▸ Task requirements:
1. From the passage about the firearm search at Shawn Moore's home, copy out the part that runs from "From Charles C." to "wife called him.".
2. Continue the passage about the firearm search at Shawn Moore's home from the point where it stops.

From Charles C. W. Cooke:

Americans worried about the prospect of door-to-door firearm searches, especially in light of Chuck Schumer’s terrible new background-check legislation, should familiarize themselves with the case of Shawn Moore and his eleven-year-old son — and take note of the calm way in which he dealt with the violation of his privacy. On The Blaze, Moore and his lawyer, the latest victims of the hysteria that has followed the abomination at Newtown, claim that:

  • NJ’s Department of Youth and Family Services (DYFS) came to his home, accompanied by police officers. They claimed to be responding to a call about a photo of a young boy holding a firearm.
  • Without a search warrant, DYFS demanded entry into Moore’s home and access to all of his firearms. Moore was not initially there, but his wife called him.
  • With his lawyer listening to the exchange on the phone with police and DFYS, Moore denied entry to his home and access to his safe where he stores his guns.
  • When Moore requested the name of the DFYS representative, she refused to give it to him.

▸ Data shown:

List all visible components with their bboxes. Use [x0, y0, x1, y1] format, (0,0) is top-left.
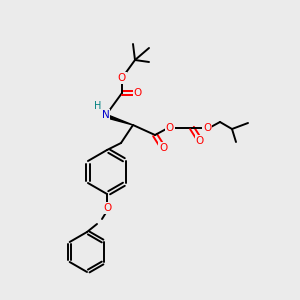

▸ Exercise results:
1.
From Charles C. W. Cooke:

Americans worried about the prospect of door-to-door firearm searches, especially in light of Chuck Schumer’s terrible new background-check legislation, should familiarize themselves with the case of Shawn Moore and his eleven-year-old son — and take note of the calm way in which he dealt with the violation of his privacy. On The Blaze, Moore and his lawyer, the latest victims of the hysteria that has followed the abomination at Newtown, claim that:

  • NJ’s Department of Youth and Family Services (DYFS) came to his home, accompanied by police officers. They claimed to be responding to a call about a photo of a young boy holding a firearm.
  • Without a search warrant, DYFS demanded entry into Moore’s home and access to all of his firearms. Moore was not initially there, but his wife called him.

2.
  • After threatening to “take my kids,” the police and Family Services worker left — “empty handed and seeing nothing.”
  • The DYFS worker repeatedly demanded access to the house and for Moore to open his safe where the firearms were stored. She said that the guns should be catalogued and checked to make certain they were “properly registered.” (NJ does not require registration, it is voluntary.)
  • The four police officers acted professionally, they were there at the request of DYFS.
  • The worker refused to identify herself. Mr. Moore demanded that she giver her name. She refused and ran away.
  • As of Tuesday morning, Mr. Nappen believes that DYFS is still pushing for an inspection, “which is not happening.”

Why? Because Mr. Moore put a picture of his son holding a gun on Facebook.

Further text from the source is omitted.